Apple has been granted a patent (number 9,973,674) for a remote camera user interface. The goal: to make it easier to take “selfies” on your devices (especially the iPhone).

In the patent filing, Apple notes that cameras, no longer limited to dedicated electronic devices, are typically within hands reach at all times. A camera may be conveniently included in any of a variety of portable electronic devices, including smartphones, tablet computers, and laptop computers, reducing the number of separate devices carried by a user.

Whether for use with separate digital cameras or electronic devices with integrated cameras, camera operators are faced with a problem: exclusion from their own captured images. Dedicated remote camera control devices are available, but in contrast to the convenience of including a camera in portable electronic devices, a dedicated remote camera control is typically a large additional item for a user to carry. Apple wants to solve this problem (and actually already has) via software.

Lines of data
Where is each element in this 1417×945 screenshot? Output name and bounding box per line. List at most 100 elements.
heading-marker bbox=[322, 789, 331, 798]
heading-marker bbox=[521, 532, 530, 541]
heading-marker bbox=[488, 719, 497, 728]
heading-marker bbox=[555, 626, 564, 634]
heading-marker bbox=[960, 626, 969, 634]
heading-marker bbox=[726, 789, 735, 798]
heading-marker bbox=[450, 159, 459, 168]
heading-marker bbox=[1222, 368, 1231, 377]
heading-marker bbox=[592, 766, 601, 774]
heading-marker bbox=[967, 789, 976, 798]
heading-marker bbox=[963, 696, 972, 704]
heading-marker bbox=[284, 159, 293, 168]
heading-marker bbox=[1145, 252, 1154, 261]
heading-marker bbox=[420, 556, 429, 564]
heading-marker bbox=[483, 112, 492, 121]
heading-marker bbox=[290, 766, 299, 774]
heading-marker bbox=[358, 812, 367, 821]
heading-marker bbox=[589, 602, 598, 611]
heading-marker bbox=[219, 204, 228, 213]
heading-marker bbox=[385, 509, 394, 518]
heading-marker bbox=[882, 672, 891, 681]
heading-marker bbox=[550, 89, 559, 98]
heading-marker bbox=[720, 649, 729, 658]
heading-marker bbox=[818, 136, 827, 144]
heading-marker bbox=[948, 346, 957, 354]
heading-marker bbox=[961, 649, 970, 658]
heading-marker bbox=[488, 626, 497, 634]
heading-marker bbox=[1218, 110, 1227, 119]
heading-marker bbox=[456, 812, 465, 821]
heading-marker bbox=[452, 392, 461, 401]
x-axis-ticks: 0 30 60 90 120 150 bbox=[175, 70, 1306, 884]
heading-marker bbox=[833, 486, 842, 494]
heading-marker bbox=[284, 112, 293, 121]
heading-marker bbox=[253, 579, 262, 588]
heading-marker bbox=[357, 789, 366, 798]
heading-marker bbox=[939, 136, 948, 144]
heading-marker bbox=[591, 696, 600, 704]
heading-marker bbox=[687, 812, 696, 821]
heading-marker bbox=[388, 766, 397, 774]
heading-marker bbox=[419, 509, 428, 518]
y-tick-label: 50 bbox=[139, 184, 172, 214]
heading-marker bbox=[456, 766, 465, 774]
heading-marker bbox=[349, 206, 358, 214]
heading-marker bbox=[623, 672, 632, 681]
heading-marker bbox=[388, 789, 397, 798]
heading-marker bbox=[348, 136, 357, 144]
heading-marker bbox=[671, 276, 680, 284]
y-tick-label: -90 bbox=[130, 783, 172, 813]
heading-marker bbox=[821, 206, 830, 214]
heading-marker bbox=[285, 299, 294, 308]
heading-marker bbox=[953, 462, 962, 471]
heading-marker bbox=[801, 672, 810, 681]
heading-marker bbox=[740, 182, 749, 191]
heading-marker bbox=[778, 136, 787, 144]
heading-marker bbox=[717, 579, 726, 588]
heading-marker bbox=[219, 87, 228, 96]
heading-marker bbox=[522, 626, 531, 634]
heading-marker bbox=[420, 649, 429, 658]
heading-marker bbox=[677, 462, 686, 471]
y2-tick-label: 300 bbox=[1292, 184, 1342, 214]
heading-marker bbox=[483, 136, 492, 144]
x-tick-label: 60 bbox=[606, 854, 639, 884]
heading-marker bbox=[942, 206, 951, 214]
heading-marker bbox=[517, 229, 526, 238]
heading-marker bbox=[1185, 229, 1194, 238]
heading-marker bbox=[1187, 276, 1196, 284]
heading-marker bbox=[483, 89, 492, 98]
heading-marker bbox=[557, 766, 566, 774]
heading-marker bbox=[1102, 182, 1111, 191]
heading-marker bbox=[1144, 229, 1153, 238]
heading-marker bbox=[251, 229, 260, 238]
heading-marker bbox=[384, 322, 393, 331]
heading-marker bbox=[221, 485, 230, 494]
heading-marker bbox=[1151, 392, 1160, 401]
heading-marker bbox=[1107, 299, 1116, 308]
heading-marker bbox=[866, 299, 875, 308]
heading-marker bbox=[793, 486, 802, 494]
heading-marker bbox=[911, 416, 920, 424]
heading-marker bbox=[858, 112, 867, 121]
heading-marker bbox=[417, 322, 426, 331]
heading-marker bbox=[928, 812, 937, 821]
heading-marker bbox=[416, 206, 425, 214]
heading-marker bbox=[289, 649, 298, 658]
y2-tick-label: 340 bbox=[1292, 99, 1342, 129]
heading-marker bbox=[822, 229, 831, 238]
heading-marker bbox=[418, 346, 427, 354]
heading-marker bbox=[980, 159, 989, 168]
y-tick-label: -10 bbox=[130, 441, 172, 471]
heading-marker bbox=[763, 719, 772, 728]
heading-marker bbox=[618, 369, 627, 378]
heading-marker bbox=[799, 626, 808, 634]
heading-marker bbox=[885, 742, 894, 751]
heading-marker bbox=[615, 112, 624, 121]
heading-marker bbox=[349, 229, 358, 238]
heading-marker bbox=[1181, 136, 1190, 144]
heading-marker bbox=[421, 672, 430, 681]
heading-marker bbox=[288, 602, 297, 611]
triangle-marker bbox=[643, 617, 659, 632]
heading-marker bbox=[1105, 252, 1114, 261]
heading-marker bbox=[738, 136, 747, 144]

Exercise set —
[1] Do these statements agree with the piece on Apple's selfie patent? (a) The patent granted to Apple is number 9,973,674. (b) Dedicated remote camera controls are small and easy to carry. (c) Apple means to solve the problem through software. Answer each with yes or no and quote the exact words from the piece that decide it.
[2] Could you pick up the piece on Apple's selfie patent after its last sentence and continue it?
You won't need the lines of data for any of this.

In response —
[1]
(a) Yes: "Apple has been granted a patent (number 9,973,674) for a remote camera user interface."
(b) No: "a dedicated remote camera control is typically a large additional item for a user to carry."
(c) Yes: "Apple wants to solve this problem (and actually already has) via software."

[2]
Here’s the summary of the invention: “At an electronic device with a touch-sensitive display, a remote camera control user interface may be displayed. In some examples, a user may provide input through a gesture at a location corresponding to the touch-sensitive display and/or through a rotation of a rotatable input mechanism to control a camera of an external device. Camera control may include control of the external device’s camera features, including image capture, zoom settings, focus settings, flash settings, and timer settings, for example, and may also include access to the external device’s library of previously captured images.”

Apple Of course, Apple files for — and is granted — lots of patents by the U.S. Patent & Trademark Office. Many are for inventions that never see the light of day. However, you never can tell which ones will materialize in a real product.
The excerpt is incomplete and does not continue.